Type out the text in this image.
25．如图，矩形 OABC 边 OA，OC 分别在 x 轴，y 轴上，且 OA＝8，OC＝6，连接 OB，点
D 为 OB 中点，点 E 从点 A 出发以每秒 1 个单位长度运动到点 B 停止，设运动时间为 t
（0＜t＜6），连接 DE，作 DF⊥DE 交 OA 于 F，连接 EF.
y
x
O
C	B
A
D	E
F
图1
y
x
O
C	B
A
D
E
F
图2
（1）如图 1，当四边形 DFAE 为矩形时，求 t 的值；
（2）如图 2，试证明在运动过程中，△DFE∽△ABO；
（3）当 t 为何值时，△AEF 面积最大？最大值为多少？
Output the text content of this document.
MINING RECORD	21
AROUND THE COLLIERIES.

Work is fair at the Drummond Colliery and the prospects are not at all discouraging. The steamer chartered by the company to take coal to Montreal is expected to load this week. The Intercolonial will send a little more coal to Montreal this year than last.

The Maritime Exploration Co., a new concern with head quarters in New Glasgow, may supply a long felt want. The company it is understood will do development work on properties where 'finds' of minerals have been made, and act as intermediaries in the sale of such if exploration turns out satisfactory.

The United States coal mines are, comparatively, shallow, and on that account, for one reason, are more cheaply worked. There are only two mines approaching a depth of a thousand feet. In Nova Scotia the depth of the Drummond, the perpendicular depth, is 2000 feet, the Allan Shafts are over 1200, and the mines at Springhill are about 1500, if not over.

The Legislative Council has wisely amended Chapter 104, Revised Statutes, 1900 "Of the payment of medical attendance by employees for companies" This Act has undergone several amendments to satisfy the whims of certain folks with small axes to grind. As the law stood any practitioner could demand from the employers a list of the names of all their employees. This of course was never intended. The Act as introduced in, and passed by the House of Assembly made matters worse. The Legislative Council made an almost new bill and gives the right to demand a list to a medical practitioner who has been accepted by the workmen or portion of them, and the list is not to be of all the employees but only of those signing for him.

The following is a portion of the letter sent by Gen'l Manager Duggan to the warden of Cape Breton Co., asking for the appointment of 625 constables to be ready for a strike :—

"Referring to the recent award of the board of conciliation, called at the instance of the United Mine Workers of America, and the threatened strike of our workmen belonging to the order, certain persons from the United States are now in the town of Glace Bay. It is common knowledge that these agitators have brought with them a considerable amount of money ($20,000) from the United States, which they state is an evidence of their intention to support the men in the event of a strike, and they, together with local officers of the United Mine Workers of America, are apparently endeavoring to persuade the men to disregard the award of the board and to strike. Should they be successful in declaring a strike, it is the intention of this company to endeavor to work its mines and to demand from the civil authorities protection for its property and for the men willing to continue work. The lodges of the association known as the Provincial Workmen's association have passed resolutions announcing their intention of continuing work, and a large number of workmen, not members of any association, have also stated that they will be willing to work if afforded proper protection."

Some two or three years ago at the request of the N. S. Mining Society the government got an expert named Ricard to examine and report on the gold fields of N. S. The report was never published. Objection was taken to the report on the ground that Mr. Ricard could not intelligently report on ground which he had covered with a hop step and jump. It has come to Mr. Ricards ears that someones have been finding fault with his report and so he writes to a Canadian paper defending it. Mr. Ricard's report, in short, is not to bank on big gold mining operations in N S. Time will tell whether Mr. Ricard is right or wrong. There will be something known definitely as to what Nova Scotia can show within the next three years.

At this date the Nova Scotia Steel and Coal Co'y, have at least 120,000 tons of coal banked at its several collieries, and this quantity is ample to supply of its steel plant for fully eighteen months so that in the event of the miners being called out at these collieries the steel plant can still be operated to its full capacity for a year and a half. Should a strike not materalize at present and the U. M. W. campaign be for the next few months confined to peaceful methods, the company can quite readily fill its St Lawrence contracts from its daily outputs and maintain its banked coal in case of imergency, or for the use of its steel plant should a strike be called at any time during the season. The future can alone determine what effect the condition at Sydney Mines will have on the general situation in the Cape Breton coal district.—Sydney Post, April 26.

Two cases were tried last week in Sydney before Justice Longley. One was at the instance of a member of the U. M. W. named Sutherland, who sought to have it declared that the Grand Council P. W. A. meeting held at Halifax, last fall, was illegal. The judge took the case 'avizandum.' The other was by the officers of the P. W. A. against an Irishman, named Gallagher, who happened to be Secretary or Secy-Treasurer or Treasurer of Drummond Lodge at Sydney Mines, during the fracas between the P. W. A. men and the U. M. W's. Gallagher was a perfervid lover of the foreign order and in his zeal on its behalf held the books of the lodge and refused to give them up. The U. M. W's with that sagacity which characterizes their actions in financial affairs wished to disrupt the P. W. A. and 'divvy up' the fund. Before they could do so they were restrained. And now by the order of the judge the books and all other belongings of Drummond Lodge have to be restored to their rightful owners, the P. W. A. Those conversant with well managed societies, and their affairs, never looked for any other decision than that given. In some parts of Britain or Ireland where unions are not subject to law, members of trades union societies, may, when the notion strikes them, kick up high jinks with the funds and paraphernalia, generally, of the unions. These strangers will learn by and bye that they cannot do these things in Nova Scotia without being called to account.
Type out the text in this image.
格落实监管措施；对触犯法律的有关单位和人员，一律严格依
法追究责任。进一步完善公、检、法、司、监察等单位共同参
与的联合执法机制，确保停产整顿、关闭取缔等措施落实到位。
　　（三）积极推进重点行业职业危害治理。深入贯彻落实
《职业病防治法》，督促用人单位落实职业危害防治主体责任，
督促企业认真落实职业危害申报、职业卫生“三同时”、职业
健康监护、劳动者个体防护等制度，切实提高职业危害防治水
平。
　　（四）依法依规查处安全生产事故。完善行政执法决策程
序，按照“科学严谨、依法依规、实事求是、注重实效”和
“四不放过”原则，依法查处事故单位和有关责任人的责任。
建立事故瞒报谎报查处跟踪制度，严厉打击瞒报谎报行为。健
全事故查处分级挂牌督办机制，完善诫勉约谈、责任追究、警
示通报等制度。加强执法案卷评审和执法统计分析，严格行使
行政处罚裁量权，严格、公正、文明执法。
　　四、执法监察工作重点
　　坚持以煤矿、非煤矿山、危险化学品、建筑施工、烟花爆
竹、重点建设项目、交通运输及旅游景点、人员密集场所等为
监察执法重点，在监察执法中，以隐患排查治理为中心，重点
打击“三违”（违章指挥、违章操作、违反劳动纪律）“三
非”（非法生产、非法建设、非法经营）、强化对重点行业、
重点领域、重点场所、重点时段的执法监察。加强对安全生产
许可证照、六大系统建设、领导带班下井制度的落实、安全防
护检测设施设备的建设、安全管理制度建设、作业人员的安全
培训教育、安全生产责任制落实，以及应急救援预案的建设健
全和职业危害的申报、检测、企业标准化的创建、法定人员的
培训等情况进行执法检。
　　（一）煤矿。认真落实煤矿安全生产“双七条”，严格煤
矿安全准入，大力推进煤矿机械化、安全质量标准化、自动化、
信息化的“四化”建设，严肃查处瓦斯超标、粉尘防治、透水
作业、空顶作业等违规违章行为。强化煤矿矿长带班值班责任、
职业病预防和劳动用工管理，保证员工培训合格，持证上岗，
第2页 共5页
__________________________________________________
[SET EXERCISE]
Extract every line of the records above that contains the word "more".

[RESPONSE TO THE TASK]
Work is fair at the Drummond Colliery and the prospects are not at all discouraging. The steamer chartered by the company to take coal to Montreal is expected to load this week. The Intercolonial will send a little more coal to Montreal this year than last.
The United States coal mines are, comparatively, shallow, and on that account, for one reason, are more cheaply worked. There are only two mines approaching a depth of a thousand feet. In Nova Scotia the depth of the Drummond, the perpendicular depth, is 2000 feet, the Allan Shafts are over 1200, and the mines at Springhill are about 1500, if not over.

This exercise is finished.